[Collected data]
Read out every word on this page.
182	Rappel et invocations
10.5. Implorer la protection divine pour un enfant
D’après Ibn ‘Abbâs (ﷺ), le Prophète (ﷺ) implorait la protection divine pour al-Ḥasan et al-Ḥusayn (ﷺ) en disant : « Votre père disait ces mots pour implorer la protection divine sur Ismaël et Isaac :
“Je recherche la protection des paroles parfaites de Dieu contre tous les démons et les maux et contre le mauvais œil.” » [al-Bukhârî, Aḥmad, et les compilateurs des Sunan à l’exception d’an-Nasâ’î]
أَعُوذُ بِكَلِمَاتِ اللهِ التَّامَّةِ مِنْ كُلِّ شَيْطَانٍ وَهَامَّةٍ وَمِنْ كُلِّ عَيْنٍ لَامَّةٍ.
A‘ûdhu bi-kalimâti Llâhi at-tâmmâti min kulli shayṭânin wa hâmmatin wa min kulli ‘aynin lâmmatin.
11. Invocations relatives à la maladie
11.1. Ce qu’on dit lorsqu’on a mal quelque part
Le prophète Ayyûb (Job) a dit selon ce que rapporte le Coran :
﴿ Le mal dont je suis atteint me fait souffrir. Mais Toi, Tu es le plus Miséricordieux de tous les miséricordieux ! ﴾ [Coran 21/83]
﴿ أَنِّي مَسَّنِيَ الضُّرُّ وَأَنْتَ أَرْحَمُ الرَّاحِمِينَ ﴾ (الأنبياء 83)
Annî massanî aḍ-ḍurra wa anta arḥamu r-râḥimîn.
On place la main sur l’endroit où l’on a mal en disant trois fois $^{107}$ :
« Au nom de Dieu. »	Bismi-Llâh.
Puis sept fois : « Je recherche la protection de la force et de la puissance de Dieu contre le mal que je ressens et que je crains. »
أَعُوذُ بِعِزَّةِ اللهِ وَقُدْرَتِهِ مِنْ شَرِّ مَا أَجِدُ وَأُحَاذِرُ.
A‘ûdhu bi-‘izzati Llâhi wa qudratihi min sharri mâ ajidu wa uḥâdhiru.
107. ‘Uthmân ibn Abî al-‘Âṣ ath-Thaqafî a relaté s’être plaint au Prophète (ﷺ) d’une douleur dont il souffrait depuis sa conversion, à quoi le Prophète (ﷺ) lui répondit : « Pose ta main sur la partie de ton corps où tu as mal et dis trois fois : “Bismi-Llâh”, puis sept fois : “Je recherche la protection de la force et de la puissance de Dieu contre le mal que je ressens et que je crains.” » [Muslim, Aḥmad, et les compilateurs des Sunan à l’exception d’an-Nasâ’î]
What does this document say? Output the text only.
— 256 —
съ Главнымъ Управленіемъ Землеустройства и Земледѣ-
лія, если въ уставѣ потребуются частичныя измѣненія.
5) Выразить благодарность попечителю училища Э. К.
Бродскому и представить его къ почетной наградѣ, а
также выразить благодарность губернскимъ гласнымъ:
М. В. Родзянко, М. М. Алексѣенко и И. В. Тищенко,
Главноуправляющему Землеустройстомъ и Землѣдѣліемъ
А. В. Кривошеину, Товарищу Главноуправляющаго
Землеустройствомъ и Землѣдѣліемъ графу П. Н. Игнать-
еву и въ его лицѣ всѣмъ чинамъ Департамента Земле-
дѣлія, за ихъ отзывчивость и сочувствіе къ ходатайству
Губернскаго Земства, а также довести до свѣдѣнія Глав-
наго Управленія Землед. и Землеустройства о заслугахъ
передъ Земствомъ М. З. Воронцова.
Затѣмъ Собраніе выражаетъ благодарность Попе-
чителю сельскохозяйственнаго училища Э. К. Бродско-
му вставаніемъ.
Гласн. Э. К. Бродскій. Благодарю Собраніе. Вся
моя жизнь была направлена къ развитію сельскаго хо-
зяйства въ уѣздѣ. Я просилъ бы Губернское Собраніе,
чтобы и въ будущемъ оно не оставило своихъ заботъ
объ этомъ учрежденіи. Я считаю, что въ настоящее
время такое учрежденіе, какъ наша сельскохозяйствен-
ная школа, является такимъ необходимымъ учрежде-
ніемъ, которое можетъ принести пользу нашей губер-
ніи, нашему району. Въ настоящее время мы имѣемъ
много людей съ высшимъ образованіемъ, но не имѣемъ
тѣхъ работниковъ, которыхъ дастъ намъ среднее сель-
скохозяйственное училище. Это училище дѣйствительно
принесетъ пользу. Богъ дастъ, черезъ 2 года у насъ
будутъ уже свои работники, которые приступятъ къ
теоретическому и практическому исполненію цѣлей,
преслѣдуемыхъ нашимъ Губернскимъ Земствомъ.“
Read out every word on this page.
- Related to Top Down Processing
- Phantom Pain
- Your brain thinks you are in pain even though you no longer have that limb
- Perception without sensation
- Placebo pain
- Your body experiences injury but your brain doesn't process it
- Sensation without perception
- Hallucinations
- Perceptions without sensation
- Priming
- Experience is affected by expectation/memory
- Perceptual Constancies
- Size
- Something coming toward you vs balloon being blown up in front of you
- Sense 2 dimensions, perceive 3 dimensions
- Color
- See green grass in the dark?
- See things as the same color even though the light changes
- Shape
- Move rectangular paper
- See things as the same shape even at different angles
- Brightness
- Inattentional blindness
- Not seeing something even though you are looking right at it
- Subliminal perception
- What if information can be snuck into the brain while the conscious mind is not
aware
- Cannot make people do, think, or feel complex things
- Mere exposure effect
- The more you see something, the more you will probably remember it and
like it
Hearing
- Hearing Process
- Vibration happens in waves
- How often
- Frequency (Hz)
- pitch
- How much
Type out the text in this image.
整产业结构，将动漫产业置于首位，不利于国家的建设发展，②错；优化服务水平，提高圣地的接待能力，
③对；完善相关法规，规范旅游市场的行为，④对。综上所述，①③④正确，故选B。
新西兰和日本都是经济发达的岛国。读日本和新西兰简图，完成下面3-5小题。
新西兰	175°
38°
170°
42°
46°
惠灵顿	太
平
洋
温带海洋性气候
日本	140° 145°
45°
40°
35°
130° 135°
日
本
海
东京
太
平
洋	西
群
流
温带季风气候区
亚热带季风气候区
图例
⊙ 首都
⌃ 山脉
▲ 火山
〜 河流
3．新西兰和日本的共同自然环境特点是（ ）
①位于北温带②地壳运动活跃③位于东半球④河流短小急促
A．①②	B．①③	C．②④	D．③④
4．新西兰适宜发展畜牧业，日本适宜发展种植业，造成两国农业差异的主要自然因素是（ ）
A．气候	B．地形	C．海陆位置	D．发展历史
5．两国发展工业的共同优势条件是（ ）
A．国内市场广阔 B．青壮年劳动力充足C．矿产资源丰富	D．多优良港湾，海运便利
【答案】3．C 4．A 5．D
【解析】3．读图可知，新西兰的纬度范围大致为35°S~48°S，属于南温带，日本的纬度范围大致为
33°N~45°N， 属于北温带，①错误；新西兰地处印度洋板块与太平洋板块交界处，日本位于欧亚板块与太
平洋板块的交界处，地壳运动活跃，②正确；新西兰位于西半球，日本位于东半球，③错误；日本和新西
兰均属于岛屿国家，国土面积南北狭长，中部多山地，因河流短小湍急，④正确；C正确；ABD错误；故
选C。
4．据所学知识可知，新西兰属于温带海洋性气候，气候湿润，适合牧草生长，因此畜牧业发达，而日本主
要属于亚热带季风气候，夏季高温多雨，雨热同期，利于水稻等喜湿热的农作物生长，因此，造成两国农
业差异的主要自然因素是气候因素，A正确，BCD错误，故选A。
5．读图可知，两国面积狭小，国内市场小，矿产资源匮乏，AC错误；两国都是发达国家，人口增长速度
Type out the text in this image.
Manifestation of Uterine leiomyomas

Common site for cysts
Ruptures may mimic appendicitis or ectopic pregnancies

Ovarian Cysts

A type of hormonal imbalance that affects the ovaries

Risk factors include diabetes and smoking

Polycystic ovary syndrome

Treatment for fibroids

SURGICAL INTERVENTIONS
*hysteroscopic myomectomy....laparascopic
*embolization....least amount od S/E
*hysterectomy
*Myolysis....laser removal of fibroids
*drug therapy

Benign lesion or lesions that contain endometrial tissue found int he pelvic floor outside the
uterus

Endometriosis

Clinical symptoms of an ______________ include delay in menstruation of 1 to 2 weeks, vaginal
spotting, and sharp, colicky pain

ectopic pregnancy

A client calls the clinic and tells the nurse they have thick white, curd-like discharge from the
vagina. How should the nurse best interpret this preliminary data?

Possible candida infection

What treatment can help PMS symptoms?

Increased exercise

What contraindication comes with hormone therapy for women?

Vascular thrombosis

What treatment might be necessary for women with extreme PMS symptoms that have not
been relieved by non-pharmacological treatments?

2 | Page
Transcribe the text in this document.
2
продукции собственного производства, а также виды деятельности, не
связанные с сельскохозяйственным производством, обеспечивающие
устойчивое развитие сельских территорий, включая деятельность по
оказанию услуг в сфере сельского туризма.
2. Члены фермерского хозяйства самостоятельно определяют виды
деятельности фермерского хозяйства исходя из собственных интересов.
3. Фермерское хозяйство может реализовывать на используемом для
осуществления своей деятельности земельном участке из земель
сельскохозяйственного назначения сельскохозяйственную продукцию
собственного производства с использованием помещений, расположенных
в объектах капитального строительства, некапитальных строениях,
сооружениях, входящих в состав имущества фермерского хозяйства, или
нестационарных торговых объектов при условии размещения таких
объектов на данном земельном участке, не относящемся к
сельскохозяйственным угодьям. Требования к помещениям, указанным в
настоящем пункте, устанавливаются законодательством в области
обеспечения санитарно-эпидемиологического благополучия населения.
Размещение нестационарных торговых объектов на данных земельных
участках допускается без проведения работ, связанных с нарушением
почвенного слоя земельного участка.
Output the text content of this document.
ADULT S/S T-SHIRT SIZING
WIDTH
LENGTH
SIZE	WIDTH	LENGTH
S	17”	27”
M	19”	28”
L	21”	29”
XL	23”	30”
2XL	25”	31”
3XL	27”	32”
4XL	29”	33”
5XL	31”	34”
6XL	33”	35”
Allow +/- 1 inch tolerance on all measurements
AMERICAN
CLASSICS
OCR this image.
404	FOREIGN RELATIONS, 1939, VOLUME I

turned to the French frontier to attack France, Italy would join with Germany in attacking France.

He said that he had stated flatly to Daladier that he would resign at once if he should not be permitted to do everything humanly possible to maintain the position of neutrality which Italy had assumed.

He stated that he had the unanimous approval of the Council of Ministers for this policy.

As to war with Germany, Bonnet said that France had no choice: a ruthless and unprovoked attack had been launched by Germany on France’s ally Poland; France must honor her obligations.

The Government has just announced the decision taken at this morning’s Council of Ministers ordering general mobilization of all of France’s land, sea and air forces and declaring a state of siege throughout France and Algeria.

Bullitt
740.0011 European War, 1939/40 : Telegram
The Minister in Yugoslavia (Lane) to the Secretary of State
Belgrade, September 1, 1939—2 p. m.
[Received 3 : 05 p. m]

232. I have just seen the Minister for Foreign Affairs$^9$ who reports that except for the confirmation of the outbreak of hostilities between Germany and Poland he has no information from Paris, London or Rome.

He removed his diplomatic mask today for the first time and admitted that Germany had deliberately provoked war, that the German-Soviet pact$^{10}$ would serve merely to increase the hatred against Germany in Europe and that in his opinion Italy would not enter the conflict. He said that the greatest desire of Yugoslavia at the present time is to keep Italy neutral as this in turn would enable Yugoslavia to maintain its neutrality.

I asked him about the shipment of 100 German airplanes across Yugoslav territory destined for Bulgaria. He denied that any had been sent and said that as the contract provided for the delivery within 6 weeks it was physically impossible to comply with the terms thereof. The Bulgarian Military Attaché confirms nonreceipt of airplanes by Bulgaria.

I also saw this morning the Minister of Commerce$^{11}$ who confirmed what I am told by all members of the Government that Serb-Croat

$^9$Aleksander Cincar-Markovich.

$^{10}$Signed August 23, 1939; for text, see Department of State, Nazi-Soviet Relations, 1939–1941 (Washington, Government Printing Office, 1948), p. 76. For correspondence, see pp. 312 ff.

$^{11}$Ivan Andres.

**Task details:** Of the lines above, copy each that contains "information".

**Task output:**
- What if information can be snuck into the brain while the conscious mind is not
232. I have just seen the Minister for Foreign Affairs$^9$ who reports that except for the confirmation of the outbreak of hostilities between Germany and Poland he has no information from Paris, London or Rome.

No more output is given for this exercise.